:: Task prompt ::
Pull out every line of the listing below where "Heft" appears.

:: Records shown ::
★ ★ ★ ★

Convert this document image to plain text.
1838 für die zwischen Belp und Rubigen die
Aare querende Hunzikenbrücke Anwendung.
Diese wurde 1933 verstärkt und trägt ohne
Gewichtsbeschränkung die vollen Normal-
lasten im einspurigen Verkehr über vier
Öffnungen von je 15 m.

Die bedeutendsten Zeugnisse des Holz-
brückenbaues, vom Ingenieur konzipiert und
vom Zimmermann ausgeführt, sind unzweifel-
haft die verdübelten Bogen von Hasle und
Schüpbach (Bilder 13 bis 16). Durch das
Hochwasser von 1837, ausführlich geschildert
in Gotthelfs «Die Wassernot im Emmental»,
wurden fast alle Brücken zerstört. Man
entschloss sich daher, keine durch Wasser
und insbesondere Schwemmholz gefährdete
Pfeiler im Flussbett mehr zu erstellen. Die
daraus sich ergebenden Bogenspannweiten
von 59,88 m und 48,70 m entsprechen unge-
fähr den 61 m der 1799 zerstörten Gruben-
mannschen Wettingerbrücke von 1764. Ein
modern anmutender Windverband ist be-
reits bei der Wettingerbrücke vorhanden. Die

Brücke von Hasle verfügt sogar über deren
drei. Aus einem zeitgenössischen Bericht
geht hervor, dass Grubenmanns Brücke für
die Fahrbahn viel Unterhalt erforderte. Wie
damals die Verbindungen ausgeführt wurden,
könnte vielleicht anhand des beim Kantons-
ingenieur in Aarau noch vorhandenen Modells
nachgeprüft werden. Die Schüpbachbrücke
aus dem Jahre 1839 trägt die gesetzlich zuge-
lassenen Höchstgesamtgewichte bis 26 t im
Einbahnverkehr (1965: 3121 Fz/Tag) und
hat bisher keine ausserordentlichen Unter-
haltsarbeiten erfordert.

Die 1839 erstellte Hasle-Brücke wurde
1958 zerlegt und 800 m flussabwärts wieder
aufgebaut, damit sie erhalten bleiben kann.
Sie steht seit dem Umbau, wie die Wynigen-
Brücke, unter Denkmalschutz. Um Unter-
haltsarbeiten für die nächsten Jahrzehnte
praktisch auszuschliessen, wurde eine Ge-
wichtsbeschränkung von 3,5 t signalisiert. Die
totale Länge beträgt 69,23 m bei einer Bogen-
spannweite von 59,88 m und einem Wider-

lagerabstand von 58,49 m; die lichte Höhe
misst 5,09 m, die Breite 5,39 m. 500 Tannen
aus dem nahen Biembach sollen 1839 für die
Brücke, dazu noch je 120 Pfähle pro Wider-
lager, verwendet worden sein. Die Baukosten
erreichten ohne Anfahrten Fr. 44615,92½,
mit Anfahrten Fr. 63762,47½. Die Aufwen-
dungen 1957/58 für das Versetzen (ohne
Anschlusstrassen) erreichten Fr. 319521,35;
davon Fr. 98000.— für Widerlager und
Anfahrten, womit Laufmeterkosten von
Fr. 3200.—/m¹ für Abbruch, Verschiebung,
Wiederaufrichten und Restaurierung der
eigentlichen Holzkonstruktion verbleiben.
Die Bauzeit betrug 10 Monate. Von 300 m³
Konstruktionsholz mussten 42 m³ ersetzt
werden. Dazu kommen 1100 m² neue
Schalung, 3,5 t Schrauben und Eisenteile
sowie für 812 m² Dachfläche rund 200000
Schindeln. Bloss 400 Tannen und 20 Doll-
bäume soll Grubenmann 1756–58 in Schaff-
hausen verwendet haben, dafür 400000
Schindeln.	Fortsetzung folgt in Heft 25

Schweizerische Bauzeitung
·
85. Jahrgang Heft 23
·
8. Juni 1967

★ ★ ★ ★

:: Result of this exercise ::
Schindeln.	Fortsetzung folgt in Heft 25
85. Jahrgang Heft 23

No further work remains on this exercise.